- _What the task requires_
In the records below, pick out all lines containing the word "mobile".

[Dataset listings of figures]
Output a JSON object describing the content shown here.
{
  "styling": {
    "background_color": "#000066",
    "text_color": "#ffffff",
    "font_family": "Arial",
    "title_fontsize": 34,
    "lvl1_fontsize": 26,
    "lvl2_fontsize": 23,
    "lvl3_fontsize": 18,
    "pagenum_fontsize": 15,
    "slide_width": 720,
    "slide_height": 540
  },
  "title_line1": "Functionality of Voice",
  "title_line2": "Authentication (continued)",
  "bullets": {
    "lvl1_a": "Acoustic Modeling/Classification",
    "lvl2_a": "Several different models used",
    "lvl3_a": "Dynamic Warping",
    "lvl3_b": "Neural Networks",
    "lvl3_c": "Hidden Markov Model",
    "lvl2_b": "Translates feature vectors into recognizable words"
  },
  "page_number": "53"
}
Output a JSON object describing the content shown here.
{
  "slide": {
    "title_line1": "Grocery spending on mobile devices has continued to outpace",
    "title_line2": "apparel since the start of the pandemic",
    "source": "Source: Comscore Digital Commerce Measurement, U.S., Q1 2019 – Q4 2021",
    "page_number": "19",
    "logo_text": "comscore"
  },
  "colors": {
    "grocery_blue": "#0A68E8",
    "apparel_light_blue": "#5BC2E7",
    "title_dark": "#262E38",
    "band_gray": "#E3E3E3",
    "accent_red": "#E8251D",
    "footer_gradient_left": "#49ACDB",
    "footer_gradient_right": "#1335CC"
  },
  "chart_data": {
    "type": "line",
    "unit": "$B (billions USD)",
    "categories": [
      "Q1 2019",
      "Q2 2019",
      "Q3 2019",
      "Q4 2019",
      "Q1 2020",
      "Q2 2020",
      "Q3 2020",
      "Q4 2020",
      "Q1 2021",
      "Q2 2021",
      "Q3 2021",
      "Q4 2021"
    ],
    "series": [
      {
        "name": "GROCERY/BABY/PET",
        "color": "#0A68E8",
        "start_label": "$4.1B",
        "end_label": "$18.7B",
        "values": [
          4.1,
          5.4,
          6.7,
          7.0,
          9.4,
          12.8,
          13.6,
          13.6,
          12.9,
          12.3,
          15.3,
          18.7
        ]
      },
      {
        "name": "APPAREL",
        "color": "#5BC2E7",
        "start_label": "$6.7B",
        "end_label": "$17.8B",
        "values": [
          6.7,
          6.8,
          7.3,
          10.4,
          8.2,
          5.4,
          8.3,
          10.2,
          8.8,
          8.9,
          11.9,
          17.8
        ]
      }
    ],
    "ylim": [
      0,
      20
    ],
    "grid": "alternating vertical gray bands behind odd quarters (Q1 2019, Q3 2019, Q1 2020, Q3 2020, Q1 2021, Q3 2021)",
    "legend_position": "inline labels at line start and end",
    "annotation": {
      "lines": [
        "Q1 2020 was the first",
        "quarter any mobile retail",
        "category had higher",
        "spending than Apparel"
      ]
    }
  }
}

- _Answer to the exercise_
    "title_line1": "Grocery spending on mobile devices has continued to outpace",
        "quarter any mobile retail",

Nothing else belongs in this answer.